> _GIVEN ENTRIES_
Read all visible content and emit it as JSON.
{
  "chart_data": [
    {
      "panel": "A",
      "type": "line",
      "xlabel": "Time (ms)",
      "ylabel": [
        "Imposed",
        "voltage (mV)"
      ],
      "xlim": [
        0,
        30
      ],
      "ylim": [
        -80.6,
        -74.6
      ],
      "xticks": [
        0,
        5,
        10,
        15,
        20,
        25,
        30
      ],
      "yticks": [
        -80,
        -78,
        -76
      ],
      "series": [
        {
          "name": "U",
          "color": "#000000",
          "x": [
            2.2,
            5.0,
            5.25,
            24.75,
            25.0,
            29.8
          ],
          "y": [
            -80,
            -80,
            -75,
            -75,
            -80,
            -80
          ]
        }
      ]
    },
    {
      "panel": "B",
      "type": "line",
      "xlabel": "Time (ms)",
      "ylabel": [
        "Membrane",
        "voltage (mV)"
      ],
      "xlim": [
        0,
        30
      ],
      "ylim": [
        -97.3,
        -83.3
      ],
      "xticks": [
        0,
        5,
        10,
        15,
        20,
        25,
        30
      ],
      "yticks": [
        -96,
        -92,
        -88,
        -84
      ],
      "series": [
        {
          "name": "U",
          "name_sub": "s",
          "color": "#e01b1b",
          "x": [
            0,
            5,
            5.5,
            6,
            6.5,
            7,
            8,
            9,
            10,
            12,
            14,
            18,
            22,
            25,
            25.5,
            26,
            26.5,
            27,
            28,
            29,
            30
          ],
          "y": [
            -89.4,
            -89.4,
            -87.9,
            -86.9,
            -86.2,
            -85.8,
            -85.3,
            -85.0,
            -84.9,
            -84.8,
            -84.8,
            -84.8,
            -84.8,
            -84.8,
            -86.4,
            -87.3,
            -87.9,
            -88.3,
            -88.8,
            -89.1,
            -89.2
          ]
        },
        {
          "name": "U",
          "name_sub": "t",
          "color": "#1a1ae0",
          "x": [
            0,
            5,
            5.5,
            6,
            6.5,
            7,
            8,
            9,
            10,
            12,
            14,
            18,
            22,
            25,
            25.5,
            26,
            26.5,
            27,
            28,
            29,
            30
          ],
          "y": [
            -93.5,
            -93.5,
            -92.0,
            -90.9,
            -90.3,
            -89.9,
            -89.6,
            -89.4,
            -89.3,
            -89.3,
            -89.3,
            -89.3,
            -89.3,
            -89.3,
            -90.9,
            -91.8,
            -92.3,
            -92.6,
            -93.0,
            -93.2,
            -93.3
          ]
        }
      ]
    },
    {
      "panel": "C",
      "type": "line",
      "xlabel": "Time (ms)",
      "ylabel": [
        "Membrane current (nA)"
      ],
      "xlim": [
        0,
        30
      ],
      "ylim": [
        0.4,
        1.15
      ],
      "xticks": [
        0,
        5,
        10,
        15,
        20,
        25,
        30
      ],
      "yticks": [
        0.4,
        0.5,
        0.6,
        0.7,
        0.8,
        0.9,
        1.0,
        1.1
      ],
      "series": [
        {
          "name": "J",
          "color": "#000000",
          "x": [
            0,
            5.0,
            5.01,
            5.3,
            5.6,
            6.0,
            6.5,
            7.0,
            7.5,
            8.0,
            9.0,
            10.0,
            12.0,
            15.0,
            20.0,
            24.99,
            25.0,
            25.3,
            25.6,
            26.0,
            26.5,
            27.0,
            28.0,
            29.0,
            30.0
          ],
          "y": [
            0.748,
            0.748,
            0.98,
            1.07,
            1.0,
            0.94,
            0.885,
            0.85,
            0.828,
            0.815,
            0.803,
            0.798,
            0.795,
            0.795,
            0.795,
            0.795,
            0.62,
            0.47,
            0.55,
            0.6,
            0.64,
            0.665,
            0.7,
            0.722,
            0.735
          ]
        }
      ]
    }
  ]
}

> _OBJECTIVE_
Take the entries above and copy them out exactly.

> _FINAL ANSWER_
Read all visible content and emit it as JSON.
{
  "chart_data": [
    {
      "panel": "A",
      "type": "line",
      "xlabel": "Time (ms)",
      "ylabel": [
        "Imposed",
        "voltage (mV)"
      ],
      "xlim": [
        0,
        30
      ],
      "ylim": [
        -80.6,
        -74.6
      ],
      "xticks": [
        0,
        5,
        10,
        15,
        20,
        25,
        30
      ],
      "yticks": [
        -80,
        -78,
        -76
      ],
      "series": [
        {
          "name": "U",
          "color": "#000000",
          "x": [
            2.2,
            5.0,
            5.25,
            24.75,
            25.0,
            29.8
          ],
          "y": [
            -80,
            -80,
            -75,
            -75,
            -80,
            -80
          ]
        }
      ]
    },
    {
      "panel": "B",
      "type": "line",
      "xlabel": "Time (ms)",
      "ylabel": [
        "Membrane",
        "voltage (mV)"
      ],
      "xlim": [
        0,
        30
      ],
      "ylim": [
        -97.3,
        -83.3
      ],
      "xticks": [
        0,
        5,
        10,
        15,
        20,
        25,
        30
      ],
      "yticks": [
        -96,
        -92,
        -88,
        -84
      ],
      "series": [
        {
          "name": "U",
          "name_sub": "s",
          "color": "#e01b1b",
          "x": [
            0,
            5,
            5.5,
            6,
            6.5,
            7,
            8,
            9,
            10,
            12,
            14,
            18,
            22,
            25,
            25.5,
            26,
            26.5,
            27,
            28,
            29,
            30
          ],
          "y": [
            -89.4,
            -89.4,
            -87.9,
            -86.9,
            -86.2,
            -85.8,
            -85.3,
            -85.0,
            -84.9,
            -84.8,
            -84.8,
            -84.8,
            -84.8,
            -84.8,
            -86.4,
            -87.3,
            -87.9,
            -88.3,
            -88.8,
            -89.1,
            -89.2
          ]
        },
        {
          "name": "U",
          "name_sub": "t",
          "color": "#1a1ae0",
          "x": [
            0,
            5,
            5.5,
            6,
            6.5,
            7,
            8,
            9,
            10,
            12,
            14,
            18,
            22,
            25,
            25.5,
            26,
            26.5,
            27,
            28,
            29,
            30
          ],
          "y": [
            -93.5,
            -93.5,
            -92.0,
            -90.9,
            -90.3,
            -89.9,
            -89.6,
            -89.4,
            -89.3,
            -89.3,
            -89.3,
            -89.3,
            -89.3,
            -89.3,
            -90.9,
            -91.8,
            -92.3,
            -92.6,
            -93.0,
            -93.2,
            -93.3
          ]
        }
      ]
    },
    {
      "panel": "C",
      "type": "line",
      "xlabel": "Time (ms)",
      "ylabel": [
        "Membrane current (nA)"
      ],
      "xlim": [
        0,
        30
      ],
      "ylim": [
        0.4,
        1.15
      ],
      "xticks": [
        0,
        5,
        10,
        15,
        20,
        25,
        30
      ],
      "yticks": [
        0.4,
        0.5,
        0.6,
        0.7,
        0.8,
        0.9,
        1.0,
        1.1
      ],
      "series": [
        {
          "name": "J",
          "color": "#000000",
          "x": [
            0,
            5.0,
            5.01,
            5.3,
            5.6,
            6.0,
            6.5,
            7.0,
            7.5,
            8.0,
            9.0,
            10.0,
            12.0,
            15.0,
            20.0,
            24.99,
            25.0,
            25.3,
            25.6,
            26.0,
            26.5,
            27.0,
            28.0,
            29.0,
            30.0
          ],
          "y": [
            0.748,
            0.748,
            0.98,
            1.07,
            1.0,
            0.94,
            0.885,
            0.85,
            0.828,
            0.815,
            0.803,
            0.798,
            0.795,
            0.795,
            0.795,
            0.795,
            0.62,
            0.47,
            0.55,
            0.6,
            0.64,
            0.665,
            0.7,
            0.722,
            0.735
          ]
        }
      ]
    }
  ]
}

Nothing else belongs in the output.